[Dataset items]
▬▬▬

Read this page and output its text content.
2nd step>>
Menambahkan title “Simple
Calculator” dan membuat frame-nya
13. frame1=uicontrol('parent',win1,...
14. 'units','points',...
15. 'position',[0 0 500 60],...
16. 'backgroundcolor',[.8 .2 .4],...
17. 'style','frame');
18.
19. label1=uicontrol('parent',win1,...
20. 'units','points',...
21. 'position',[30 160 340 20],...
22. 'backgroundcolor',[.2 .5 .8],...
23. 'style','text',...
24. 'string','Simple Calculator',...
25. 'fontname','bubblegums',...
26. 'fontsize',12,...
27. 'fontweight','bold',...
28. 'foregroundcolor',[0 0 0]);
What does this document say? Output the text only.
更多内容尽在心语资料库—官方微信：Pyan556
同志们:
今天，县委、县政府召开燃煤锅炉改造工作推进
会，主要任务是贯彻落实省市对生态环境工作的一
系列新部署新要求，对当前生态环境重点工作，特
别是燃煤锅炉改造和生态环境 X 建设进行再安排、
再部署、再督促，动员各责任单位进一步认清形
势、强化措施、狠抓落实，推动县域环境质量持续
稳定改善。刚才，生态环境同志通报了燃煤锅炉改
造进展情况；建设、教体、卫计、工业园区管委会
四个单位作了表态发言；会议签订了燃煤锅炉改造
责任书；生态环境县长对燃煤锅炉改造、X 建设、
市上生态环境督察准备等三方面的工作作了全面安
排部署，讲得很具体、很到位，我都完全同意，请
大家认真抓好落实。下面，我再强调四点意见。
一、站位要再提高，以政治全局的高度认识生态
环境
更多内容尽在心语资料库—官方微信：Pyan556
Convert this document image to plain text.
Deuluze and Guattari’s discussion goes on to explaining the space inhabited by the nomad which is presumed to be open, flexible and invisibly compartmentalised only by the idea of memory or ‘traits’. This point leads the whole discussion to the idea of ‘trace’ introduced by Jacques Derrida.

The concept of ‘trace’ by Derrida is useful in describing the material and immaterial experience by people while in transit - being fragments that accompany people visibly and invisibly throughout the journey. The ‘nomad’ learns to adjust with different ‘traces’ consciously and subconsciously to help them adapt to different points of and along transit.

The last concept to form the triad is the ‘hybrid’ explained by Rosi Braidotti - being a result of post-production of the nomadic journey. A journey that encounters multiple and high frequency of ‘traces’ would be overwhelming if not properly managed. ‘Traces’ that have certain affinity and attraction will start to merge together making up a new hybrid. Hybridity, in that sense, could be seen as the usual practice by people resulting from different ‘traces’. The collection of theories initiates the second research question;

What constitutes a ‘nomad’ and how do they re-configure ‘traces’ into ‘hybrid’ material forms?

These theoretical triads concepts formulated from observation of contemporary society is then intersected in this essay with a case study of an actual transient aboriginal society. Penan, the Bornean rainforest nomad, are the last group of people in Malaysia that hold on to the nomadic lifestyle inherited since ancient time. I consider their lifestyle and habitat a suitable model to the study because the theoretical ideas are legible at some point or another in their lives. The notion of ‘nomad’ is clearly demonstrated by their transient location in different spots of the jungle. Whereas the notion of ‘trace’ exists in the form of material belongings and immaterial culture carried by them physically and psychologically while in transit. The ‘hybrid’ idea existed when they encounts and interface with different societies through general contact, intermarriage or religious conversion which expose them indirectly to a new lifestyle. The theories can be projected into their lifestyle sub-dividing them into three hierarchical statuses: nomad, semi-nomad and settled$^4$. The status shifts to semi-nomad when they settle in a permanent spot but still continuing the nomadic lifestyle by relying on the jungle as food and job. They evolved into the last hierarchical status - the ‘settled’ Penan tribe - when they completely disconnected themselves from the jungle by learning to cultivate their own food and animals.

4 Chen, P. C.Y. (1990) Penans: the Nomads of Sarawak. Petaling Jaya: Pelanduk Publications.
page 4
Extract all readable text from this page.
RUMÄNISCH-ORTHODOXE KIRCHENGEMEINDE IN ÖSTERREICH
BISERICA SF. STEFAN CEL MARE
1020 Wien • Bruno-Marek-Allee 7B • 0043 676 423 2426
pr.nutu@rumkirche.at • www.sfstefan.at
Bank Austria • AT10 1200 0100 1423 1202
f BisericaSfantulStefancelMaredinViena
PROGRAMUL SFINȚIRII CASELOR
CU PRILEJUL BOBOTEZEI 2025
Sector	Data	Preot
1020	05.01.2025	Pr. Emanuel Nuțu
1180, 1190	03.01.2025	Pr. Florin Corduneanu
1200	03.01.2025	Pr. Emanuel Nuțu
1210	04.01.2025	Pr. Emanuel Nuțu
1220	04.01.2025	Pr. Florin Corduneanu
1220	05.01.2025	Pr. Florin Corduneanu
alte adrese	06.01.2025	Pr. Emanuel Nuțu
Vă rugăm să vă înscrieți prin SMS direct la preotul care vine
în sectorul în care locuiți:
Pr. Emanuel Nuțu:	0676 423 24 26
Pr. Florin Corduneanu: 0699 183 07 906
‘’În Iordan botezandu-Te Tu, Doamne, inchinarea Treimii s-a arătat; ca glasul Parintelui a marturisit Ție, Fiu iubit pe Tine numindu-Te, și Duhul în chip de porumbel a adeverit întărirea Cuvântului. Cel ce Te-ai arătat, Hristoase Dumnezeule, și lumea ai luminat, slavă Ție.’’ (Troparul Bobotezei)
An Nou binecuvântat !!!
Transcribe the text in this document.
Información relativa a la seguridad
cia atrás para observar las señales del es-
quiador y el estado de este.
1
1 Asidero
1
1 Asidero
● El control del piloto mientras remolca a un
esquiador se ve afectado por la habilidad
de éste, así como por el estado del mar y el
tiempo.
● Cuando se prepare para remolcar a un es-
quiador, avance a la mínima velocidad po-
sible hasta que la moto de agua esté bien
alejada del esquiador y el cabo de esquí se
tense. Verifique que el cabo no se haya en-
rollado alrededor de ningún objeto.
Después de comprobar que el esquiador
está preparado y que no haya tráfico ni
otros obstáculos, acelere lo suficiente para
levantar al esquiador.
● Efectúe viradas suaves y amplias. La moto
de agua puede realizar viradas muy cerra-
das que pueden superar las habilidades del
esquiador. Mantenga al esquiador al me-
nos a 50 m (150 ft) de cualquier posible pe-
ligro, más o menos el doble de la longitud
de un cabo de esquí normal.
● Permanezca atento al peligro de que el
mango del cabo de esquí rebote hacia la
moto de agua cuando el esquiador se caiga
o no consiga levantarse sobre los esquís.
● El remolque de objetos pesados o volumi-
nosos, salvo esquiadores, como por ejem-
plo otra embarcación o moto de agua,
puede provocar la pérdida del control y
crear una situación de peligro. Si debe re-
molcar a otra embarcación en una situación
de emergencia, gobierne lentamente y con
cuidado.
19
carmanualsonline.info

▬▬▬

:: Instruction ::
Show every line that contains the word "embarcación".

:: Result for this task ::
plo otra embarcación o moto de agua,
molcar a otra embarcación en una situación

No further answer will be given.